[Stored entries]
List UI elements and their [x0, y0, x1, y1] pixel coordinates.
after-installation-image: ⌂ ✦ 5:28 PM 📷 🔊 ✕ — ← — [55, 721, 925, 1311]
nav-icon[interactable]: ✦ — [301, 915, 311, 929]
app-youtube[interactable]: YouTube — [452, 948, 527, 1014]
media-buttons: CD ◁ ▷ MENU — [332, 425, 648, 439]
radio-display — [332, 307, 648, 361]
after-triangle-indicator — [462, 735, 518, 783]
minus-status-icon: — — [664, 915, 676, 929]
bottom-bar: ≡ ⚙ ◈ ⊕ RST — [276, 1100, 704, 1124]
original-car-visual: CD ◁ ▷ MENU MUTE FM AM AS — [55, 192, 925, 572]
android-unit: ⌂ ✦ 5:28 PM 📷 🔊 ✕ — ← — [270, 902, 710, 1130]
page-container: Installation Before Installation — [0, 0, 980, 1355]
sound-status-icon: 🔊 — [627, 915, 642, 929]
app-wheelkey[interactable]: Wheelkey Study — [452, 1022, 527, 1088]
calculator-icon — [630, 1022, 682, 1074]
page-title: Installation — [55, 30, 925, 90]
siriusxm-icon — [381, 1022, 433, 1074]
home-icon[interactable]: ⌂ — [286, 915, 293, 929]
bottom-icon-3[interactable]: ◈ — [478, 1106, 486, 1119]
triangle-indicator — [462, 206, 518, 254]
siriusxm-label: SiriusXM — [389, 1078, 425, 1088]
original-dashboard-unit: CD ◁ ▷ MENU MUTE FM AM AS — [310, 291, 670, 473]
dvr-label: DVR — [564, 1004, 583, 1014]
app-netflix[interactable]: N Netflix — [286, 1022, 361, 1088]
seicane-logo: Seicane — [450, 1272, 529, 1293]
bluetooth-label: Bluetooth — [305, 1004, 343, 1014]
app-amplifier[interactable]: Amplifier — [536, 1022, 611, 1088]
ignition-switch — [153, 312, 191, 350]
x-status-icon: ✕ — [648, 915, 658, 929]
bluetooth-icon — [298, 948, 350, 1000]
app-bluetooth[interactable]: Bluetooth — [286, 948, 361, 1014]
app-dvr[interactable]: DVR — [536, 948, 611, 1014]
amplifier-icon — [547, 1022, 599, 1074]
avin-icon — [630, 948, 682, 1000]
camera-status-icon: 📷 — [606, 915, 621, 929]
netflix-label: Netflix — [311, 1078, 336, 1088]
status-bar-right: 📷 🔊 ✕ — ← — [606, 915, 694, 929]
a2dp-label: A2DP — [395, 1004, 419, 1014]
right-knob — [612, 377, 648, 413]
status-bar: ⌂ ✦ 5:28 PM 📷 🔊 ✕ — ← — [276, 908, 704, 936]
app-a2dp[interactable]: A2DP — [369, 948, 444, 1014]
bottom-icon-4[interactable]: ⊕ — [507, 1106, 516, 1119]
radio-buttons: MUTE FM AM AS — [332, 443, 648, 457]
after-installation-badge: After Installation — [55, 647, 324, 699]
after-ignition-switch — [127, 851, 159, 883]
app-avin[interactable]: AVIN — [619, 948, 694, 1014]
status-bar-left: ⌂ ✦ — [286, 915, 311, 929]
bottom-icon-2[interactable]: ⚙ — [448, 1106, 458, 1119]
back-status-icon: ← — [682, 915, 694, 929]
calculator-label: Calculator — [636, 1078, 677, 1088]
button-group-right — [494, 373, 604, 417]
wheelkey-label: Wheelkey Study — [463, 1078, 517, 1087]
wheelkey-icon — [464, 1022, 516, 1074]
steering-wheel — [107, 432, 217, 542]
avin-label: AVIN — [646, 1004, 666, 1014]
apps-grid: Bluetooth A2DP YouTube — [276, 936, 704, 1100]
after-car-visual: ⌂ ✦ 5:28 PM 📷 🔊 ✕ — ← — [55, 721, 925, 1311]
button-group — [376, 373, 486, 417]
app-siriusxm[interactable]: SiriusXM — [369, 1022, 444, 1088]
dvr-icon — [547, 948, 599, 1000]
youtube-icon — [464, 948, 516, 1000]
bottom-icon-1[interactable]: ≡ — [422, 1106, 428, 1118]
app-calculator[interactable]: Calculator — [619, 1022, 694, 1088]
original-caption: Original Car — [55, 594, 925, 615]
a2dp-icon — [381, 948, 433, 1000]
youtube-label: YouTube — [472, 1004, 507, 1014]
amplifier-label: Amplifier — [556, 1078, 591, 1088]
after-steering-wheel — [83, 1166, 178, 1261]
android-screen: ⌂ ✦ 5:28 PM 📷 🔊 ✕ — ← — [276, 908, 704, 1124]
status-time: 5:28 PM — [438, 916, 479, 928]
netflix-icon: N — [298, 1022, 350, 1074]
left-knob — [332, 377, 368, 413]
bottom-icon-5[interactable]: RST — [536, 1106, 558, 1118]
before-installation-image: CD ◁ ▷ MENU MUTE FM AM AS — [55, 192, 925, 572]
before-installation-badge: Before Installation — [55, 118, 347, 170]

■ **WRITTEN EXERCISE**
Rewrite the records with "5:28 PM" changed to "6:15 PM" wherever it occurs. Reproduce every line, and keep all other text unchanged.

■ **WRITTEN ANSWER**
List UI elements and their [x0, y0, x1, y1] pixel coordinates.
after-installation-image: ⌂ ✦ 6:15 PM 📷 🔊 ✕ — ← — [55, 721, 925, 1311]
nav-icon[interactable]: ✦ — [301, 915, 311, 929]
app-youtube[interactable]: YouTube — [452, 948, 527, 1014]
media-buttons: CD ◁ ▷ MENU — [332, 425, 648, 439]
radio-display — [332, 307, 648, 361]
after-triangle-indicator — [462, 735, 518, 783]
minus-status-icon: — — [664, 915, 676, 929]
bottom-bar: ≡ ⚙ ◈ ⊕ RST — [276, 1100, 704, 1124]
original-car-visual: CD ◁ ▷ MENU MUTE FM AM AS — [55, 192, 925, 572]
android-unit: ⌂ ✦ 6:15 PM 📷 🔊 ✕ — ← — [270, 902, 710, 1130]
page-container: Installation Before Installation — [0, 0, 980, 1355]
sound-status-icon: 🔊 — [627, 915, 642, 929]
app-wheelkey[interactable]: Wheelkey Study — [452, 1022, 527, 1088]
calculator-icon — [630, 1022, 682, 1074]
page-title: Installation — [55, 30, 925, 90]
siriusxm-icon — [381, 1022, 433, 1074]
home-icon[interactable]: ⌂ — [286, 915, 293, 929]
bottom-icon-3[interactable]: ◈ — [478, 1106, 486, 1119]
triangle-indicator — [462, 206, 518, 254]
siriusxm-label: SiriusXM — [389, 1078, 425, 1088]
original-dashboard-unit: CD ◁ ▷ MENU MUTE FM AM AS — [310, 291, 670, 473]
dvr-label: DVR — [564, 1004, 583, 1014]
app-netflix[interactable]: N Netflix — [286, 1022, 361, 1088]
seicane-logo: Seicane — [450, 1272, 529, 1293]
bluetooth-label: Bluetooth — [305, 1004, 343, 1014]
app-amplifier[interactable]: Amplifier — [536, 1022, 611, 1088]
ignition-switch — [153, 312, 191, 350]
x-status-icon: ✕ — [648, 915, 658, 929]
bluetooth-icon — [298, 948, 350, 1000]
app-bluetooth[interactable]: Bluetooth — [286, 948, 361, 1014]
app-dvr[interactable]: DVR — [536, 948, 611, 1014]
amplifier-icon — [547, 1022, 599, 1074]
avin-icon — [630, 948, 682, 1000]
camera-status-icon: 📷 — [606, 915, 621, 929]
netflix-label: Netflix — [311, 1078, 336, 1088]
status-bar-right: 📷 🔊 ✕ — ← — [606, 915, 694, 929]
a2dp-label: A2DP — [395, 1004, 419, 1014]
right-knob — [612, 377, 648, 413]
status-bar: ⌂ ✦ 6:15 PM 📷 🔊 ✕ — ← — [276, 908, 704, 936]
app-a2dp[interactable]: A2DP — [369, 948, 444, 1014]
bottom-icon-4[interactable]: ⊕ — [507, 1106, 516, 1119]
radio-buttons: MUTE FM AM AS — [332, 443, 648, 457]
after-installation-badge: After Installation — [55, 647, 324, 699]
after-ignition-switch — [127, 851, 159, 883]
app-avin[interactable]: AVIN — [619, 948, 694, 1014]
status-bar-left: ⌂ ✦ — [286, 915, 311, 929]
bottom-icon-2[interactable]: ⚙ — [448, 1106, 458, 1119]
back-status-icon: ← — [682, 915, 694, 929]
calculator-label: Calculator — [636, 1078, 677, 1088]
button-group-right — [494, 373, 604, 417]
wheelkey-label: Wheelkey Study — [463, 1078, 517, 1087]
wheelkey-icon — [464, 1022, 516, 1074]
steering-wheel — [107, 432, 217, 542]
avin-label: AVIN — [646, 1004, 666, 1014]
apps-grid: Bluetooth A2DP YouTube — [276, 936, 704, 1100]
after-car-visual: ⌂ ✦ 6:15 PM 📷 🔊 ✕ — ← — [55, 721, 925, 1311]
button-group — [376, 373, 486, 417]
app-siriusxm[interactable]: SiriusXM — [369, 1022, 444, 1088]
dvr-icon — [547, 948, 599, 1000]
youtube-icon — [464, 948, 516, 1000]
bottom-icon-1[interactable]: ≡ — [422, 1106, 428, 1118]
app-calculator[interactable]: Calculator — [619, 1022, 694, 1088]
original-caption: Original Car — [55, 594, 925, 615]
a2dp-icon — [381, 948, 433, 1000]
youtube-label: YouTube — [472, 1004, 507, 1014]
amplifier-label: Amplifier — [556, 1078, 591, 1088]
after-steering-wheel — [83, 1166, 178, 1261]
android-screen: ⌂ ✦ 6:15 PM 📷 🔊 ✕ — ← — [276, 908, 704, 1124]
status-time: 6:15 PM — [438, 916, 479, 928]
netflix-icon: N — [298, 1022, 350, 1074]
left-knob — [332, 377, 368, 413]
bottom-icon-5[interactable]: RST — [536, 1106, 558, 1118]
before-installation-image: CD ◁ ▷ MENU MUTE FM AM AS — [55, 192, 925, 572]
before-installation-badge: Before Installation — [55, 118, 347, 170]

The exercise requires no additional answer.